- _Extracted entries_
:::::
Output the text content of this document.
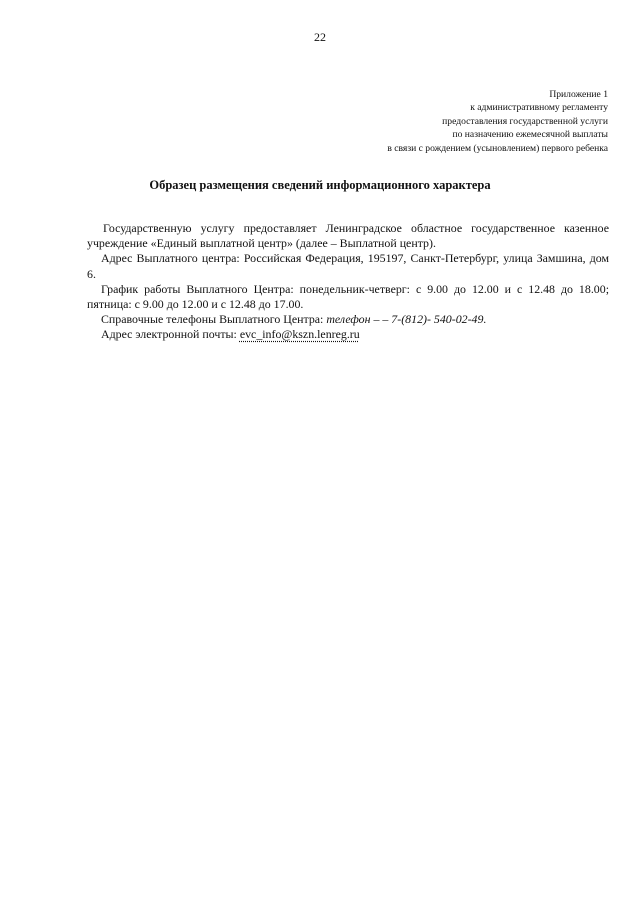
22
Приложение 1
к административному регламенту
предоставления государственной услуги
по назначению ежемесячной выплаты
в связи с рождением (усыновлением) первого ребенка
Образец размещения сведений информационного характера

Государственную услугу предоставляет Ленинградское областное государственное казенное учреждение «Единый выплатной центр» (далее – Выплатной центр).

Адрес Выплатного центра: Российская Федерация, 195197, Санкт-Петербург, улица Замшина, дом 6.

График работы Выплатного Центра: понедельник-четверг: с 9.00 до 12.00 и с 12.48 до 18.00; пятница: с 9.00 до 12.00 и с 12.48 до 17.00.

Справочные телефоны Выплатного Центра: телефон – – 7-(812)- 540-02-49.

Адрес электронной почты: evc_info@kszn.lenreg.ru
:::::
Collect the complete line wherever the string "Выплатного" appears in the records.

Адрес Выплатного центра: Российская Федерация, 195197, Санкт-Петербург, улица Замшина, дом 6.
График работы Выплатного Центра: понедельник-четверг: с 9.00 до 12.00 и с 12.48 до 18.00; пятница: с 9.00 до 12.00 и с 12.48 до 17.00.
Справочные телефоны Выплатного Центра: телефон – – 7-(812)- 540-02-49.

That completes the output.